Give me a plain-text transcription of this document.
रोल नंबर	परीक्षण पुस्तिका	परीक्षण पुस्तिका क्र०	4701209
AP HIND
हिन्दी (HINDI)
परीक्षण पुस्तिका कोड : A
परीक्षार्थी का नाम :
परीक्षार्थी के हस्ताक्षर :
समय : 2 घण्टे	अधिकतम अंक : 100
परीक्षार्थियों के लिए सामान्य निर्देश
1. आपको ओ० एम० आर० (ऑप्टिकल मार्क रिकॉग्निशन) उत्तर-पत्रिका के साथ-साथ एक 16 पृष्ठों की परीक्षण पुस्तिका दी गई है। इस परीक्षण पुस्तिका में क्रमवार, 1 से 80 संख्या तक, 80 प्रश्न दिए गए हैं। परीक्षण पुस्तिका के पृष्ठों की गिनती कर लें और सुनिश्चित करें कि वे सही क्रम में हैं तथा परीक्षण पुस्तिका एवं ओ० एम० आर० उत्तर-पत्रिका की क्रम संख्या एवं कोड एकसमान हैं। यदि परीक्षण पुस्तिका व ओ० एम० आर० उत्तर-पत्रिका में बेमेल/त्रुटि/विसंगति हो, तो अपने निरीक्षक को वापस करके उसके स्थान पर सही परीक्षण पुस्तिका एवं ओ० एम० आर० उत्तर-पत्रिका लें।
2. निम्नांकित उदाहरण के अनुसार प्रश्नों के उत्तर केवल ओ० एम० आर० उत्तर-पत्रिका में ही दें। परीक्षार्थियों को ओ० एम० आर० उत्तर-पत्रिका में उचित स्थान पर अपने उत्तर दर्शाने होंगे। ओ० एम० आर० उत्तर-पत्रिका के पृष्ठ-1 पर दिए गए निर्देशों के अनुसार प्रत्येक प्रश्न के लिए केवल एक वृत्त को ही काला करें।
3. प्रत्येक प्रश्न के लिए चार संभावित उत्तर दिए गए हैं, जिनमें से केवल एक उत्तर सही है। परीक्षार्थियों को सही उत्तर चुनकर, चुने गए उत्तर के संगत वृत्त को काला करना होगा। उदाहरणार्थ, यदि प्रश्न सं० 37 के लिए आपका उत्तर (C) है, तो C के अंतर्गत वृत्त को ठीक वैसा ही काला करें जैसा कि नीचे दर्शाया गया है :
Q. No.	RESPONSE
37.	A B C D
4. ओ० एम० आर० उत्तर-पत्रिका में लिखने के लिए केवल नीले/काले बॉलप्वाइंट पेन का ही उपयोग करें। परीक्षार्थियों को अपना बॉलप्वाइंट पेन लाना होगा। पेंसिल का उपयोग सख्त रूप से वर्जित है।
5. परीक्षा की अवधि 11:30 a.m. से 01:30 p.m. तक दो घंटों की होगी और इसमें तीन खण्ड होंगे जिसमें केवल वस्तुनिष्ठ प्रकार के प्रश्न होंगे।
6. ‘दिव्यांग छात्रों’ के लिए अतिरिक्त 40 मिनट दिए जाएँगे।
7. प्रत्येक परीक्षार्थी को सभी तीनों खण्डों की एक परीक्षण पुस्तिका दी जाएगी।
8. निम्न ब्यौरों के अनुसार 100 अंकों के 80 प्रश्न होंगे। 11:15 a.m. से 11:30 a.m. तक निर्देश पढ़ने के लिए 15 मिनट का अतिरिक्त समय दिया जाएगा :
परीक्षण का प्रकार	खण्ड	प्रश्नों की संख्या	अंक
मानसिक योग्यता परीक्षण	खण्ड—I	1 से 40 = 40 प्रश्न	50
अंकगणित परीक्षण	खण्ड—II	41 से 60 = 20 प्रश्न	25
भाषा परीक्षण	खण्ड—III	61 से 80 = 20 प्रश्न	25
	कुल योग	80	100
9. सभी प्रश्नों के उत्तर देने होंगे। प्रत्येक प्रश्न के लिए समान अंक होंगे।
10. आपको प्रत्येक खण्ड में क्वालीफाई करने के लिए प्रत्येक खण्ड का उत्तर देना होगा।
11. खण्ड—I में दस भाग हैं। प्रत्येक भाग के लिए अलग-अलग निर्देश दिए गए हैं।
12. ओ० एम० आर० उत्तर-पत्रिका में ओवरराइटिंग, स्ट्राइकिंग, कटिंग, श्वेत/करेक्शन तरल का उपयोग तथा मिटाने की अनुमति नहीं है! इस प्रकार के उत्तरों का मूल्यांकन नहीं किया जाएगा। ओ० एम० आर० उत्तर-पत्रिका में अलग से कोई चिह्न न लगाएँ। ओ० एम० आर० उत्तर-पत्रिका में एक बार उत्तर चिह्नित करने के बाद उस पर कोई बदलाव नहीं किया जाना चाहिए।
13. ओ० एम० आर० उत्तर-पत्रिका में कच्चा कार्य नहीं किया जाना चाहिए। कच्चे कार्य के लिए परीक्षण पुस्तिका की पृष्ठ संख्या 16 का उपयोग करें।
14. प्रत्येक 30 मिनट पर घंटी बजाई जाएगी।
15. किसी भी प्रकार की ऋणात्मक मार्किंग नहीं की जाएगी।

— Work to do —
In full and verbatim, repeat the records given above.

— Response —
Give me a plain-text transcription of this document.
रोल नंबर	परीक्षण पुस्तिका	परीक्षण पुस्तिका क्र०	4701209
AP HIND
हिन्दी (HINDI)
परीक्षण पुस्तिका कोड : A
परीक्षार्थी का नाम :
परीक्षार्थी के हस्ताक्षर :
समय : 2 घण्टे	अधिकतम अंक : 100
परीक्षार्थियों के लिए सामान्य निर्देश
1. आपको ओ० एम० आर० (ऑप्टिकल मार्क रिकॉग्निशन) उत्तर-पत्रिका के साथ-साथ एक 16 पृष्ठों की परीक्षण पुस्तिका दी गई है। इस परीक्षण पुस्तिका में क्रमवार, 1 से 80 संख्या तक, 80 प्रश्न दिए गए हैं। परीक्षण पुस्तिका के पृष्ठों की गिनती कर लें और सुनिश्चित करें कि वे सही क्रम में हैं तथा परीक्षण पुस्तिका एवं ओ० एम० आर० उत्तर-पत्रिका की क्रम संख्या एवं कोड एकसमान हैं। यदि परीक्षण पुस्तिका व ओ० एम० आर० उत्तर-पत्रिका में बेमेल/त्रुटि/विसंगति हो, तो अपने निरीक्षक को वापस करके उसके स्थान पर सही परीक्षण पुस्तिका एवं ओ० एम० आर० उत्तर-पत्रिका लें।
2. निम्नांकित उदाहरण के अनुसार प्रश्नों के उत्तर केवल ओ० एम० आर० उत्तर-पत्रिका में ही दें। परीक्षार्थियों को ओ० एम० आर० उत्तर-पत्रिका में उचित स्थान पर अपने उत्तर दर्शाने होंगे। ओ० एम० आर० उत्तर-पत्रिका के पृष्ठ-1 पर दिए गए निर्देशों के अनुसार प्रत्येक प्रश्न के लिए केवल एक वृत्त को ही काला करें।
3. प्रत्येक प्रश्न के लिए चार संभावित उत्तर दिए गए हैं, जिनमें से केवल एक उत्तर सही है। परीक्षार्थियों को सही उत्तर चुनकर, चुने गए उत्तर के संगत वृत्त को काला करना होगा। उदाहरणार्थ, यदि प्रश्न सं० 37 के लिए आपका उत्तर (C) है, तो C के अंतर्गत वृत्त को ठीक वैसा ही काला करें जैसा कि नीचे दर्शाया गया है :
Q. No.	RESPONSE
37.	A B C D
4. ओ० एम० आर० उत्तर-पत्रिका में लिखने के लिए केवल नीले/काले बॉलप्वाइंट पेन का ही उपयोग करें। परीक्षार्थियों को अपना बॉलप्वाइंट पेन लाना होगा। पेंसिल का उपयोग सख्त रूप से वर्जित है।
5. परीक्षा की अवधि 11:30 a.m. से 01:30 p.m. तक दो घंटों की होगी और इसमें तीन खण्ड होंगे जिसमें केवल वस्तुनिष्ठ प्रकार के प्रश्न होंगे।
6. ‘दिव्यांग छात्रों’ के लिए अतिरिक्त 40 मिनट दिए जाएँगे।
7. प्रत्येक परीक्षार्थी को सभी तीनों खण्डों की एक परीक्षण पुस्तिका दी जाएगी।
8. निम्न ब्यौरों के अनुसार 100 अंकों के 80 प्रश्न होंगे। 11:15 a.m. से 11:30 a.m. तक निर्देश पढ़ने के लिए 15 मिनट का अतिरिक्त समय दिया जाएगा :
परीक्षण का प्रकार	खण्ड	प्रश्नों की संख्या	अंक
मानसिक योग्यता परीक्षण	खण्ड—I	1 से 40 = 40 प्रश्न	50
अंकगणित परीक्षण	खण्ड—II	41 से 60 = 20 प्रश्न	25
भाषा परीक्षण	खण्ड—III	61 से 80 = 20 प्रश्न	25
	कुल योग	80	100
9. सभी प्रश्नों के उत्तर देने होंगे। प्रत्येक प्रश्न के लिए समान अंक होंगे।
10. आपको प्रत्येक खण्ड में क्वालीफाई करने के लिए प्रत्येक खण्ड का उत्तर देना होगा।
11. खण्ड—I में दस भाग हैं। प्रत्येक भाग के लिए अलग-अलग निर्देश दिए गए हैं।
12. ओ० एम० आर० उत्तर-पत्रिका में ओवरराइटिंग, स्ट्राइकिंग, कटिंग, श्वेत/करेक्शन तरल का उपयोग तथा मिटाने की अनुमति नहीं है! इस प्रकार के उत्तरों का मूल्यांकन नहीं किया जाएगा। ओ० एम० आर० उत्तर-पत्रिका में अलग से कोई चिह्न न लगाएँ। ओ० एम० आर० उत्तर-पत्रिका में एक बार उत्तर चिह्नित करने के बाद उस पर कोई बदलाव नहीं किया जाना चाहिए।
13. ओ० एम० आर० उत्तर-पत्रिका में कच्चा कार्य नहीं किया जाना चाहिए। कच्चे कार्य के लिए परीक्षण पुस्तिका की पृष्ठ संख्या 16 का उपयोग करें।
14. प्रत्येक 30 मिनट पर घंटी बजाई जाएगी।
15. किसी भी प्रकार की ऋणात्मक मार्किंग नहीं की जाएगी।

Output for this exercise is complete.